■ **PROVIDED PASSAGE**
^^^^^^^^
- Sultanpur Nawada Location in Uttar Pradesh, India
- Coordinates: 27°15′14″N 79°18′53″E﻿ / ﻿27.25384°N 79.31482°E
- Country: India
- State: Uttar Pradesh
- District: Mainpuri
- Tehsil: Bhongaon

Area
- • Total: 1.038 km^{2} (0.401 sq mi)

Population (2011)
- • Total: 1,134
- • Density: 1,092/km^{2} (2,830/sq mi)
- Time zone: UTC+5:30 (IST)

= Sultanpur Nawada =

Village in Uttar Pradesh, India

Sultanpur Nawada is a village in Bewar block of Mainpuri district, Uttar Pradesh. As of 2011, it has a population of 1,134, in 192 households.

== Demographics ==
As of 2011, Sultanpur Nawada had a population of 1,134, in 192 households. This population was 53.7% male (609) and 46.3% female (525). The 0-6 age group numbered 161 (82 male and 79 female), or 14.2% of the total population. 209 residents were members of Scheduled Castes, or 18.4% of the total.

The 1981 census recorded Sultanpur Nawada (as "Sultanpur Newada") as having a population of 607 people, in 100 households.

The 1961 census recorded Sultanpur Nawada as comprising 2 hamlets, with a total population of 439 people (254 male and 185 female), in 85 households and 63 physical houses. The area of the village was given as 327 acres.

== Infrastructure ==
As of 2011, Sultanpur Nawada had 2 primary schools; it did not have any healthcare facilities. Drinking water was provided by hand pump and tube well/borehole; there were no public toilets. The village had a post office but no public library; there was at least some access to electricity for all purposes. Streets were made of kachcha materials.
^^^^^^^^
[Dataset items]
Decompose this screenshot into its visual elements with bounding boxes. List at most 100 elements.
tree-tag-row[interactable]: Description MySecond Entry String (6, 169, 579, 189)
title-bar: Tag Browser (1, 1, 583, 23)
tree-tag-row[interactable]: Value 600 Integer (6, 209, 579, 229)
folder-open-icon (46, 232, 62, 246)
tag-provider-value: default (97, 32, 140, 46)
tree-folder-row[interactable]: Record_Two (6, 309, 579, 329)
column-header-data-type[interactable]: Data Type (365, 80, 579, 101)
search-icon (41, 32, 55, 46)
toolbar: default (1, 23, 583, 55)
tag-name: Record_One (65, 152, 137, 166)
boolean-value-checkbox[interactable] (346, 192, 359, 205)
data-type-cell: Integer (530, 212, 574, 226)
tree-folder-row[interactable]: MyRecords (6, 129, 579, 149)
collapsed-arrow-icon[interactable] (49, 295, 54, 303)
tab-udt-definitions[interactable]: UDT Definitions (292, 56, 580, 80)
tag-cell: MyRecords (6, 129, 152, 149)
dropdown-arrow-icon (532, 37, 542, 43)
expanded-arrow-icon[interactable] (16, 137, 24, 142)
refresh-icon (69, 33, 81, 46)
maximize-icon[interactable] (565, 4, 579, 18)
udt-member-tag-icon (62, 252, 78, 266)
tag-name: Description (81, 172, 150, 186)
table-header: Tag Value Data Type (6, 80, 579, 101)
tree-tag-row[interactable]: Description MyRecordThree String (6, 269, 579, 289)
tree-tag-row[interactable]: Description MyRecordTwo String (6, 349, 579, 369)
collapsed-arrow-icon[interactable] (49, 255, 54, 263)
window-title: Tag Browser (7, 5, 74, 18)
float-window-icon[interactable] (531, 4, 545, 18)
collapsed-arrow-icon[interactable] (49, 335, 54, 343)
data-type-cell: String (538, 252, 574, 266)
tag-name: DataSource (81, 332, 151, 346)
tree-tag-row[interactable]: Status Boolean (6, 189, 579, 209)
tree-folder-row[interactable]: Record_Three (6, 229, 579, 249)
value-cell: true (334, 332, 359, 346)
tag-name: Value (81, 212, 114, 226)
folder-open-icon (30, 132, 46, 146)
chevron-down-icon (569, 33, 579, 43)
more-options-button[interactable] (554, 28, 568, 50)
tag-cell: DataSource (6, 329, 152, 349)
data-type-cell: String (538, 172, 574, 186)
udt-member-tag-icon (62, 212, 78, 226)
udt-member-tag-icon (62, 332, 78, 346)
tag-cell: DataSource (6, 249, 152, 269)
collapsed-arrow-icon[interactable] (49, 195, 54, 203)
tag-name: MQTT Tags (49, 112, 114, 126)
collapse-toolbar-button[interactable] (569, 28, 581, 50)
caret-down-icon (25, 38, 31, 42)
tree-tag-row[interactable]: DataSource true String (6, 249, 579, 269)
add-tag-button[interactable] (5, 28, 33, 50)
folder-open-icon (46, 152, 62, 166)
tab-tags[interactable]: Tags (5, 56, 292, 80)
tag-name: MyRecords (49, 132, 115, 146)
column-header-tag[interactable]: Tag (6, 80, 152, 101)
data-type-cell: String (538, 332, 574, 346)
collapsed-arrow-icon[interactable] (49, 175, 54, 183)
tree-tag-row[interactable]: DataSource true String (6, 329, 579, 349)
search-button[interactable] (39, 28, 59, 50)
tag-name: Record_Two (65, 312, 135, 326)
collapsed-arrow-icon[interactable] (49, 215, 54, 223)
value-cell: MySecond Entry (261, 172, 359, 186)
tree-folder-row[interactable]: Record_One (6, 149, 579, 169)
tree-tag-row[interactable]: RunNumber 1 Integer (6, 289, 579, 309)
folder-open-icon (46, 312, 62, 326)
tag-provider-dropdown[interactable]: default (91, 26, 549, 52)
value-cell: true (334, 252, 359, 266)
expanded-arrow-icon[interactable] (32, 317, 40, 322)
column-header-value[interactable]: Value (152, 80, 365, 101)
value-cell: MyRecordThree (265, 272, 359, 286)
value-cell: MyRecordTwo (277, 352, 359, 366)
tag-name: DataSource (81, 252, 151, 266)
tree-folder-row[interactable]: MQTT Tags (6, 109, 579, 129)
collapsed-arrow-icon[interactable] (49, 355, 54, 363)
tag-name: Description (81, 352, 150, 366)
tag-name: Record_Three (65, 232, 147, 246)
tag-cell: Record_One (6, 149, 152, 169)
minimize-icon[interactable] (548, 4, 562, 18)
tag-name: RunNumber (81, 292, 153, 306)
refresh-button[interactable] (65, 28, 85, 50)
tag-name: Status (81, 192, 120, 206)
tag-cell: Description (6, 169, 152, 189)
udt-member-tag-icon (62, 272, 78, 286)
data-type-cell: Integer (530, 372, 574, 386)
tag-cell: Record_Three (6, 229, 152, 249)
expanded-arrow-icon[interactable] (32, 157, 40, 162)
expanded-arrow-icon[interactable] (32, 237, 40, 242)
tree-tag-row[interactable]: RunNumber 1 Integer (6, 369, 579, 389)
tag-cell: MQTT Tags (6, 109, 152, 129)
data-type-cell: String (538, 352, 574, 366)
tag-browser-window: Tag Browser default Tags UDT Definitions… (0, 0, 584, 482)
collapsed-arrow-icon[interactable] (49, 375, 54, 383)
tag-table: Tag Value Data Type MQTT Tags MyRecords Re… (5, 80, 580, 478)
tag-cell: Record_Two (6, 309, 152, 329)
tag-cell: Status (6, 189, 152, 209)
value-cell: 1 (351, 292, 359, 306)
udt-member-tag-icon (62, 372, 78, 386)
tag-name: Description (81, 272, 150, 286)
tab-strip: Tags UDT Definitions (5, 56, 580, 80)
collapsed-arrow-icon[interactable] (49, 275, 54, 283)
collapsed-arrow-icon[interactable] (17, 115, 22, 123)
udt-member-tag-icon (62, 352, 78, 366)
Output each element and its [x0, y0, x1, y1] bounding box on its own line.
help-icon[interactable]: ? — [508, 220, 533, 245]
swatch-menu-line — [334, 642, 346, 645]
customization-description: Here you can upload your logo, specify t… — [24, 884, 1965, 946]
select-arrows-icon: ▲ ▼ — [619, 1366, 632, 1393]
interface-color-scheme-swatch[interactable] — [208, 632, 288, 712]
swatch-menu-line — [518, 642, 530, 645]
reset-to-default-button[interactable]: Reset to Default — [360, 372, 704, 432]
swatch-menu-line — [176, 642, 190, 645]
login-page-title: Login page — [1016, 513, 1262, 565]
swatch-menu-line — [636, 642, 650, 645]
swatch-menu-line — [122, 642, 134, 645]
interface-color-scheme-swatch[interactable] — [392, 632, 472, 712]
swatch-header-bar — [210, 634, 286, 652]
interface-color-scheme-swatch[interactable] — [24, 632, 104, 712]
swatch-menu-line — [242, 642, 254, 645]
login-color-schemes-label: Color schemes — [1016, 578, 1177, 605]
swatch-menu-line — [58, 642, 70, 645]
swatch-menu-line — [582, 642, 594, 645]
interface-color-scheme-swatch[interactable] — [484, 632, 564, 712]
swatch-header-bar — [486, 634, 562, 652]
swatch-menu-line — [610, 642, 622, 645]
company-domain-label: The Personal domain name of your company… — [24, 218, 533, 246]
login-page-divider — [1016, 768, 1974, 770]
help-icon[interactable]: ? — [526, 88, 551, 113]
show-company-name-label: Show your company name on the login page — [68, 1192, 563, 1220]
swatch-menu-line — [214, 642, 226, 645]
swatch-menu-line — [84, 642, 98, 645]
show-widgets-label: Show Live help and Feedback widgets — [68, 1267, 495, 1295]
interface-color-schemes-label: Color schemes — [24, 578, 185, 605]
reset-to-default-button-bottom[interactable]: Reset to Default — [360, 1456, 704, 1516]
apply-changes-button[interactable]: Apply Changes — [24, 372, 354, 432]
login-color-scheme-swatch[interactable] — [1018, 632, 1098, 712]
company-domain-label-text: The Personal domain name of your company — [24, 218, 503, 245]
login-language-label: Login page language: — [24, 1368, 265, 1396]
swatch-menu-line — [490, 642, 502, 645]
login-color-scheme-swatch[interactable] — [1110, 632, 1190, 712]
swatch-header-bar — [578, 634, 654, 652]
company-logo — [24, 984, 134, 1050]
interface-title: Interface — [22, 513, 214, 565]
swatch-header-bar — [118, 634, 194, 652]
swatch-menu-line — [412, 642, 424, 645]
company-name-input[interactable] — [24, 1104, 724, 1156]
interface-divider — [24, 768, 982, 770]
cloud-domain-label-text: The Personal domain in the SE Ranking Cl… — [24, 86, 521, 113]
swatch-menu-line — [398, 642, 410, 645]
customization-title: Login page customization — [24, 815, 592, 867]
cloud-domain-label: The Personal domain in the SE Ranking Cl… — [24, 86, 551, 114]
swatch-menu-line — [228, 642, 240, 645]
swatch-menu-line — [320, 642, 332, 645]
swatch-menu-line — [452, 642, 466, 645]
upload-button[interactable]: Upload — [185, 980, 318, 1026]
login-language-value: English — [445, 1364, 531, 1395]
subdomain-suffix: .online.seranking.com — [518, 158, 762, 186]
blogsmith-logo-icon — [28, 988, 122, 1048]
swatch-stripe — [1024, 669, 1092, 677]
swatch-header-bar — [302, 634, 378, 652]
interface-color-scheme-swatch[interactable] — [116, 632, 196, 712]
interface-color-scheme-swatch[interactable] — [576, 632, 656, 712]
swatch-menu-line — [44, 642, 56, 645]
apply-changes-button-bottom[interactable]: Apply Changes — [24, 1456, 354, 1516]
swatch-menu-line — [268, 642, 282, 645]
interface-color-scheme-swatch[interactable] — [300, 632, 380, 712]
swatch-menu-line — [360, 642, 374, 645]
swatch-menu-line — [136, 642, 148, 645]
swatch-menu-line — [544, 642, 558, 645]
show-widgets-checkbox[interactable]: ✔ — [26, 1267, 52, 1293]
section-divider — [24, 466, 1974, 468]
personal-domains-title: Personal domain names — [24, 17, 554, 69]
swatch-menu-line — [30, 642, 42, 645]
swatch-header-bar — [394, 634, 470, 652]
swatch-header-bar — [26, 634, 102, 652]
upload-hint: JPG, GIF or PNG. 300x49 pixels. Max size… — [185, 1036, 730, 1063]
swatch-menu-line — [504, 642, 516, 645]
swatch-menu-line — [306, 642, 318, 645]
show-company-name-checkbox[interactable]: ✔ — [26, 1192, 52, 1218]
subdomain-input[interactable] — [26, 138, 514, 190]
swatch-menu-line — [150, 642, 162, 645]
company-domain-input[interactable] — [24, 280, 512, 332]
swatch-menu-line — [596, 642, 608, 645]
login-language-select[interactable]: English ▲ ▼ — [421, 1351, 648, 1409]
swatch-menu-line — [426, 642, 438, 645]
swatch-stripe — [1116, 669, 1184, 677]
^^^^^^^^
■ **WORK TO COMPLETE**
1. Please list each census year for which the Sultanpur Nawada article above gives the village's total population, along with that population.
2. Answer these from the Sultanpur Nawada article:
(a) Which tehsil is the village in?
(b) What provided drinking water as of 2011?
(c) What area did the 1961 census give for the village?

■ **TASK-BY-TASK SOLUTIONS**
1.
2011: 1,134
1981: 607
1961: 439

2.
(a) Bhongaon
(b) Hand pump and tube well/borehole
(c) 327 acres